▸ Goal
Every entry below should be repeated exactly; the pictures should not.

▸ Material for this task
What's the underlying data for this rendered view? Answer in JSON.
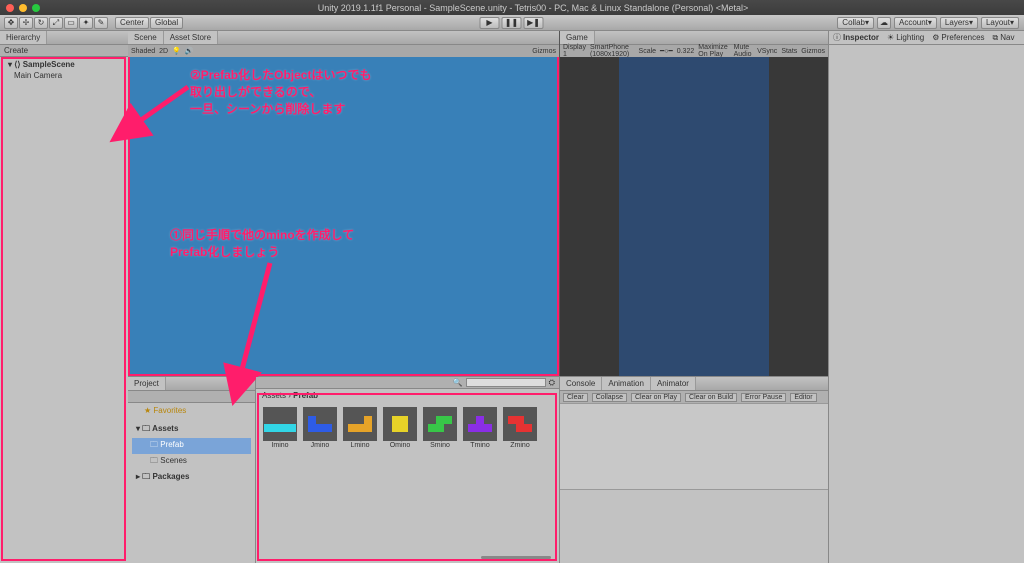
{
  "window": {
    "title": "Unity 2019.1.1f1 Personal - SampleScene.unity - Tetris00 - PC, Mac & Linux Standalone (Personal) <Metal>"
  },
  "toolbar": {
    "center_label": "Center",
    "global_label": "Global",
    "collab": "Collab",
    "account": "Account",
    "layers": "Layers",
    "layout": "Layout"
  },
  "hierarchy": {
    "tab": "Hierarchy",
    "create": "Create",
    "scene": "SampleScene",
    "items": [
      "Main Camera"
    ]
  },
  "scene": {
    "tab": "Scene",
    "tab2": "Asset Store",
    "shaded": "Shaded",
    "twod": "2D",
    "gizmos": "Gizmos"
  },
  "game": {
    "tab": "Game",
    "display": "Display 1",
    "aspect": "SmartPhone (1080x1920)",
    "scale_label": "Scale",
    "scale_val": "0.322",
    "opts": [
      "Maximize On Play",
      "Mute Audio",
      "VSync",
      "Stats",
      "Gizmos"
    ]
  },
  "annotations": {
    "a2": "②Prefab化したObjectはいつでも\n取り出しができるので、\n一旦、シーンから削除します",
    "a1": "①同じ手順で他のminoを作成して\nPrefab化しましょう"
  },
  "project": {
    "tab": "Project",
    "favorites": "Favorites",
    "assets": "Assets",
    "items": [
      "Prefab",
      "Scenes"
    ],
    "packages": "Packages"
  },
  "assets": {
    "breadcrumb_root": "Assets",
    "breadcrumb_child": "Prefab",
    "prefabs": [
      {
        "name": "Imino",
        "color": "c-cyan",
        "shape": "I"
      },
      {
        "name": "Jmino",
        "color": "c-blue",
        "shape": "J"
      },
      {
        "name": "Lmino",
        "color": "c-ora",
        "shape": "L"
      },
      {
        "name": "Omino",
        "color": "c-yel",
        "shape": "O"
      },
      {
        "name": "Smino",
        "color": "c-grn",
        "shape": "S"
      },
      {
        "name": "Tmino",
        "color": "c-pur",
        "shape": "T"
      },
      {
        "name": "Zmino",
        "color": "c-red",
        "shape": "Z"
      }
    ]
  },
  "console": {
    "tab": "Console",
    "tab2": "Animation",
    "tab3": "Animator",
    "buttons": [
      "Clear",
      "Collapse",
      "Clear on Play",
      "Clear on Build",
      "Error Pause",
      "Editor"
    ]
  },
  "inspector": {
    "tabs": [
      "Inspector",
      "Lighting",
      "Preferences",
      "Nav"
    ]
  }
}
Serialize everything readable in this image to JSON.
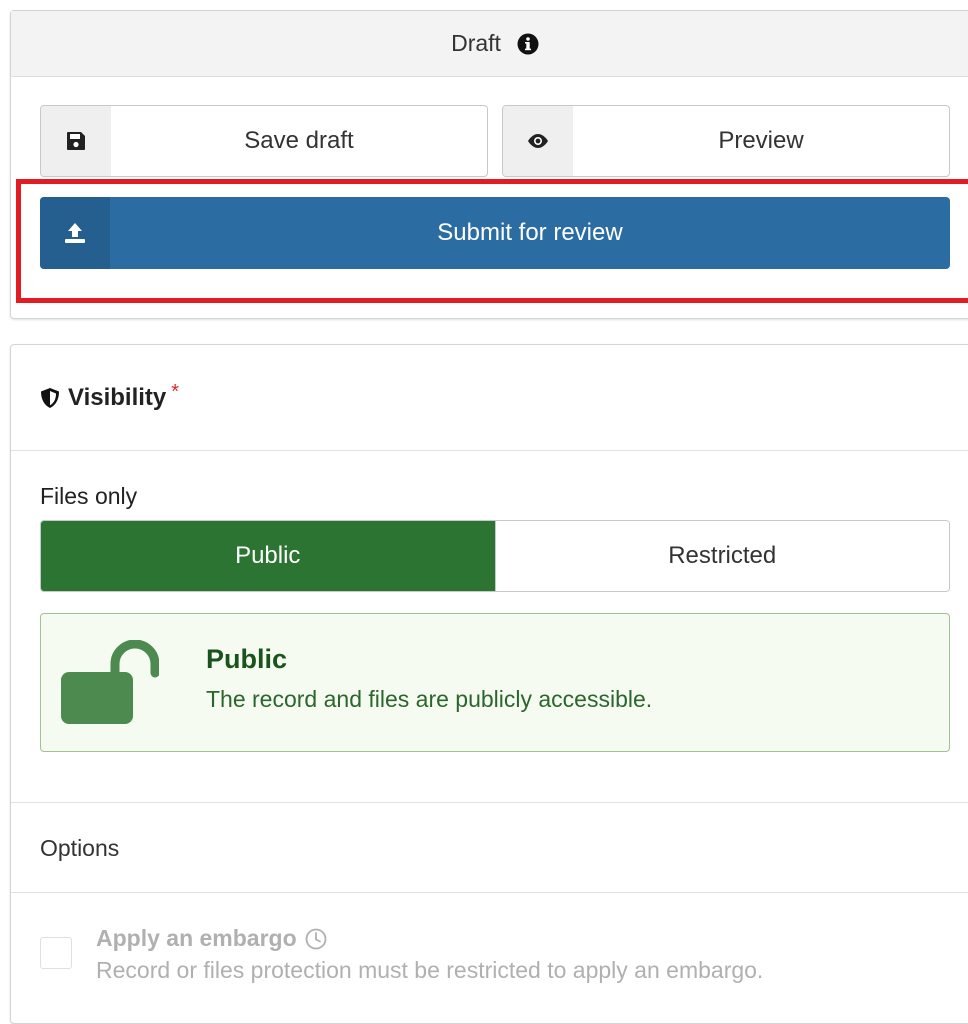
{
  "draft": {
    "status_label": "Draft",
    "save_label": "Save draft",
    "preview_label": "Preview",
    "submit_label": "Submit for review"
  },
  "visibility": {
    "title": "Visibility",
    "required_mark": "*",
    "files_label": "Files only",
    "options": [
      "Public",
      "Restricted"
    ],
    "selected": "Public",
    "message_title": "Public",
    "message_text": "The record and files are publicly accessible.",
    "options_section_label": "Options",
    "embargo_label": "Apply an embargo",
    "embargo_help": "Record or files protection must be restricted to apply an embargo."
  },
  "colors": {
    "primary": "#2b6ca3",
    "public_green": "#2b7431",
    "highlight": "#e31b23"
  },
  "icons": [
    "info-icon",
    "save-icon",
    "eye-icon",
    "upload-icon",
    "shield-icon",
    "unlock-icon",
    "clock-icon"
  ]
}
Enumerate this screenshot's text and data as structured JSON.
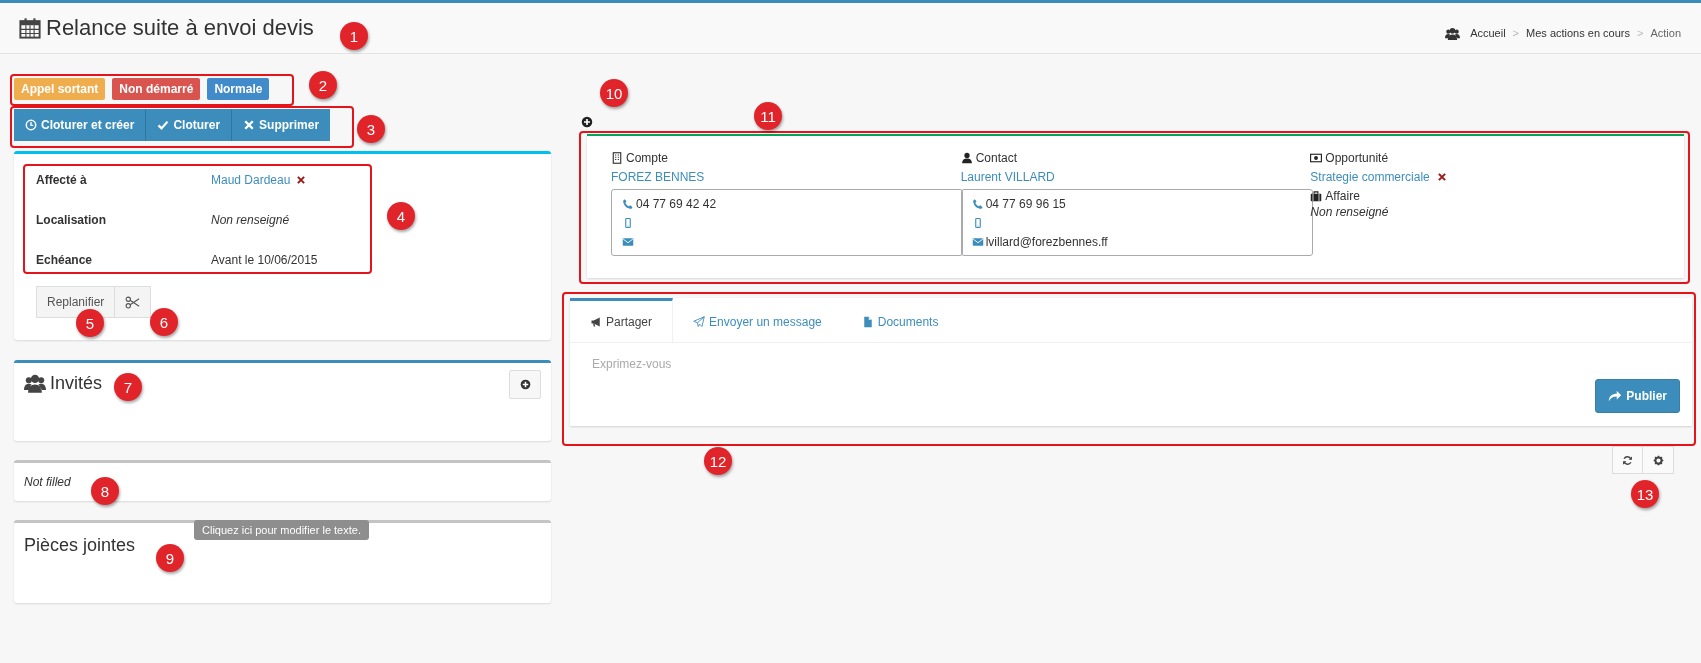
{
  "header": {
    "title": "Relance suite à envoi devis",
    "breadcrumb": [
      "Accueil",
      "Mes actions en cours",
      "Action"
    ],
    "separator": ">"
  },
  "labels": [
    {
      "text": "Appel sortant",
      "color": "#f0ad4e"
    },
    {
      "text": "Non démarré",
      "color": "#d9534f"
    },
    {
      "text": "Normale",
      "color": "#428bca"
    }
  ],
  "actions": [
    {
      "label": "Cloturer et créer"
    },
    {
      "label": "Cloturer"
    },
    {
      "label": "Supprimer"
    }
  ],
  "details": [
    {
      "label": "Affecté à",
      "value": "Maud Dardeau",
      "kind": "link",
      "removable": true
    },
    {
      "label": "Localisation",
      "value": "Non renseigné",
      "kind": "empty",
      "removable": false
    },
    {
      "label": "Echéance",
      "value": "Avant le 10/06/2015",
      "kind": "text",
      "removable": false
    }
  ],
  "replan_button": "Replanifier",
  "guests": {
    "title": "Invités"
  },
  "note": {
    "text": "Not filled",
    "tooltip": "Cliquez ici pour modifier le texte."
  },
  "attachments": {
    "title": "Pièces jointes"
  },
  "relations": [
    {
      "kind": "contact",
      "heading": "Compte",
      "name": "FOREZ BENNES",
      "removable": false,
      "phone": "04 77 69 42 42"
    },
    {
      "kind": "contact",
      "heading": "Contact",
      "name": "Laurent VILLARD",
      "removable": false,
      "phone": "04 77 69 96 15",
      "email": "lvillard@forezbennes.ff"
    },
    {
      "kind": "opportunity",
      "heading": "Opportunité",
      "name": "Strategie commerciale",
      "removable": true,
      "sub_heading": "Affaire",
      "sub_value": "Non renseigné"
    }
  ],
  "composer": {
    "tabs": [
      {
        "label": "Partager",
        "selected": true
      },
      {
        "label": "Envoyer un message",
        "selected": false
      },
      {
        "label": "Documents",
        "selected": false
      }
    ],
    "placeholder": "Exprimez-vous",
    "submit": "Publier"
  },
  "callouts": [
    "1",
    "2",
    "3",
    "4",
    "5",
    "6",
    "7",
    "8",
    "9",
    "10",
    "11",
    "12",
    "13"
  ]
}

▸ The answer
What's the underlying data for this rendered view? Answer in JSON.
{
  "window": {
    "title": "Unity 2019.1.1f1 Personal - SampleScene.unity - Tetris00 - PC, Mac & Linux Standalone (Personal) <Metal>"
  },
  "toolbar": {
    "center_label": "Center",
    "global_label": "Global",
    "collab": "Collab",
    "account": "Account",
    "layers": "Layers",
    "layout": "Layout"
  },
  "hierarchy": {
    "tab": "Hierarchy",
    "create": "Create",
    "scene": "SampleScene",
    "items": [
      "Main Camera"
    ]
  },
  "scene": {
    "tab": "Scene",
    "tab2": "Asset Store",
    "shaded": "Shaded",
    "twod": "2D",
    "gizmos": "Gizmos"
  },
  "game": {
    "tab": "Game",
    "display": "Display 1",
    "aspect": "SmartPhone (1080x1920)",
    "scale_label": "Scale",
    "scale_val": "0.322",
    "opts": [
      "Maximize On Play",
      "Mute Audio",
      "VSync",
      "Stats",
      "Gizmos"
    ]
  },
  "annotations": {
    "a2": "②Prefab化したObjectはいつでも\n取り出しができるので、\n一旦、シーンから削除します",
    "a1": "①同じ手順で他のminoを作成して\nPrefab化しましょう"
  },
  "project": {
    "tab": "Project",
    "favorites": "Favorites",
    "assets": "Assets",
    "items": [
      "Prefab",
      "Scenes"
    ],
    "packages": "Packages"
  },
  "assets": {
    "breadcrumb_root": "Assets",
    "breadcrumb_child": "Prefab",
    "prefabs": [
      {
        "name": "Imino",
        "color": "c-cyan",
        "shape": "I"
      },
      {
        "name": "Jmino",
        "color": "c-blue",
        "shape": "J"
      },
      {
        "name": "Lmino",
        "color": "c-ora",
        "shape": "L"
      },
      {
        "name": "Omino",
        "color": "c-yel",
        "shape": "O"
      },
      {
        "name": "Smino",
        "color": "c-grn",
        "shape": "S"
      },
      {
        "name": "Tmino",
        "color": "c-pur",
        "shape": "T"
      },
      {
        "name": "Zmino",
        "color": "c-red",
        "shape": "Z"
      }
    ]
  },
  "console": {
    "tab": "Console",
    "tab2": "Animation",
    "tab3": "Animator",
    "buttons": [
      "Clear",
      "Collapse",
      "Clear on Play",
      "Clear on Build",
      "Error Pause",
      "Editor"
    ]
  },
  "inspector": {
    "tabs": [
      "Inspector",
      "Lighting",
      "Preferences",
      "Nav"
    ]
  }
}
Serialize everything readable in this image to JSON.
{
  "draft": {
    "status_label": "Draft",
    "save_label": "Save draft",
    "preview_label": "Preview",
    "submit_label": "Submit for review"
  },
  "visibility": {
    "title": "Visibility",
    "required_mark": "*",
    "files_label": "Files only",
    "options": [
      "Public",
      "Restricted"
    ],
    "selected": "Public",
    "message_title": "Public",
    "message_text": "The record and files are publicly accessible.",
    "options_section_label": "Options",
    "embargo_label": "Apply an embargo",
    "embargo_help": "Record or files protection must be restricted to apply an embargo."
  },
  "colors": {
    "primary": "#2b6ca3",
    "public_green": "#2b7431",
    "highlight": "#e31b23"
  },
  "icons": [
    "info-icon",
    "save-icon",
    "eye-icon",
    "upload-icon",
    "shield-icon",
    "unlock-icon",
    "clock-icon"
  ]
}
Enumerate this screenshot's text and data as structured JSON.
{
  "header": {
    "title": "Relance suite à envoi devis",
    "breadcrumb": [
      "Accueil",
      "Mes actions en cours",
      "Action"
    ],
    "separator": ">"
  },
  "labels": [
    {
      "text": "Appel sortant",
      "color": "#f0ad4e"
    },
    {
      "text": "Non démarré",
      "color": "#d9534f"
    },
    {
      "text": "Normale",
      "color": "#428bca"
    }
  ],
  "actions": [
    {
      "label": "Cloturer et créer"
    },
    {
      "label": "Cloturer"
    },
    {
      "label": "Supprimer"
    }
  ],
  "details": [
    {
      "label": "Affecté à",
      "value": "Maud Dardeau",
      "kind": "link",
      "removable": true
    },
    {
      "label": "Localisation",
      "value": "Non renseigné",
      "kind": "empty",
      "removable": false
    },
    {
      "label": "Echéance",
      "value": "Avant le 10/06/2015",
      "kind": "text",
      "removable": false
    }
  ],
  "replan_button": "Replanifier",
  "guests": {
    "title": "Invités"
  },
  "note": {
    "text": "Not filled",
    "tooltip": "Cliquez ici pour modifier le texte."
  },
  "attachments": {
    "title": "Pièces jointes"
  },
  "relations": [
    {
      "kind": "contact",
      "heading": "Compte",
      "name": "FOREZ BENNES",
      "removable": false,
      "phone": "04 77 69 42 42"
    },
    {
      "kind": "contact",
      "heading": "Contact",
      "name": "Laurent VILLARD",
      "removable": false,
      "phone": "04 77 69 96 15",
      "email": "lvillard@forezbennes.ff"
    },
    {
      "kind": "opportunity",
      "heading": "Opportunité",
      "name": "Strategie commerciale",
      "removable": true,
      "sub_heading": "Affaire",
      "sub_value": "Non renseigné"
    }
  ],
  "composer": {
    "tabs": [
      {
        "label": "Partager",
        "selected": true
      },
      {
        "label": "Envoyer un message",
        "selected": false
      },
      {
        "label": "Documents",
        "selected": false
      }
    ],
    "placeholder": "Exprimez-vous",
    "submit": "Publier"
  },
  "callouts": [
    "1",
    "2",
    "3",
    "4",
    "5",
    "6",
    "7",
    "8",
    "9",
    "10",
    "11",
    "12",
    "13"
  ]
}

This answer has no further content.